─── Input rows ───

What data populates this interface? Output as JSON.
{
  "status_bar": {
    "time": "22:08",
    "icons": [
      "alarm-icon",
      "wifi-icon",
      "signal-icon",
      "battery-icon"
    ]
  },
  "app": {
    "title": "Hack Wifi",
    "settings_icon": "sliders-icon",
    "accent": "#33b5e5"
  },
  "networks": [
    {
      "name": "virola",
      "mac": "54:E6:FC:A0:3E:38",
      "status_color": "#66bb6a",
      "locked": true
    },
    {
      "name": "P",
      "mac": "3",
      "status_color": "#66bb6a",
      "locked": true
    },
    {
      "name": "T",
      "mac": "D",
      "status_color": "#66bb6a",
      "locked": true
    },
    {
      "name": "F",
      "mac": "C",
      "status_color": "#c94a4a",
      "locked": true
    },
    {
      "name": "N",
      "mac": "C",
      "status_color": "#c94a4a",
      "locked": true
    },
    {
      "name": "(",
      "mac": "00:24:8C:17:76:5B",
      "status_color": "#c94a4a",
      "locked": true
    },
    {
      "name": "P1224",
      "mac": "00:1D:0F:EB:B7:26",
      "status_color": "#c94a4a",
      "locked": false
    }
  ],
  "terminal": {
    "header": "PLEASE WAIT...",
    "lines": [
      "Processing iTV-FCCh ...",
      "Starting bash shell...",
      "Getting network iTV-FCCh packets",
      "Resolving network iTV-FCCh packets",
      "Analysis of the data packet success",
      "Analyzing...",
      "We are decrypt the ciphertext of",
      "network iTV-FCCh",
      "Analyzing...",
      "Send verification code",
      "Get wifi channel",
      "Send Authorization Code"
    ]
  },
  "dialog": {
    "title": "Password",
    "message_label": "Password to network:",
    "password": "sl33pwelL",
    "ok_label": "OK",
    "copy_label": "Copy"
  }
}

───

Task brief:
Print the records once more, exactly as they were given.

The output:
What data populates this interface? Output as JSON.
{
  "status_bar": {
    "time": "22:08",
    "icons": [
      "alarm-icon",
      "wifi-icon",
      "signal-icon",
      "battery-icon"
    ]
  },
  "app": {
    "title": "Hack Wifi",
    "settings_icon": "sliders-icon",
    "accent": "#33b5e5"
  },
  "networks": [
    {
      "name": "virola",
      "mac": "54:E6:FC:A0:3E:38",
      "status_color": "#66bb6a",
      "locked": true
    },
    {
      "name": "P",
      "mac": "3",
      "status_color": "#66bb6a",
      "locked": true
    },
    {
      "name": "T",
      "mac": "D",
      "status_color": "#66bb6a",
      "locked": true
    },
    {
      "name": "F",
      "mac": "C",
      "status_color": "#c94a4a",
      "locked": true
    },
    {
      "name": "N",
      "mac": "C",
      "status_color": "#c94a4a",
      "locked": true
    },
    {
      "name": "(",
      "mac": "00:24:8C:17:76:5B",
      "status_color": "#c94a4a",
      "locked": true
    },
    {
      "name": "P1224",
      "mac": "00:1D:0F:EB:B7:26",
      "status_color": "#c94a4a",
      "locked": false
    }
  ],
  "terminal": {
    "header": "PLEASE WAIT...",
    "lines": [
      "Processing iTV-FCCh ...",
      "Starting bash shell...",
      "Getting network iTV-FCCh packets",
      "Resolving network iTV-FCCh packets",
      "Analysis of the data packet success",
      "Analyzing...",
      "We are decrypt the ciphertext of",
      "network iTV-FCCh",
      "Analyzing...",
      "Send verification code",
      "Get wifi channel",
      "Send Authorization Code"
    ]
  },
  "dialog": {
    "title": "Password",
    "message_label": "Password to network:",
    "password": "sl33pwelL",
    "ok_label": "OK",
    "copy_label": "Copy"
  }
}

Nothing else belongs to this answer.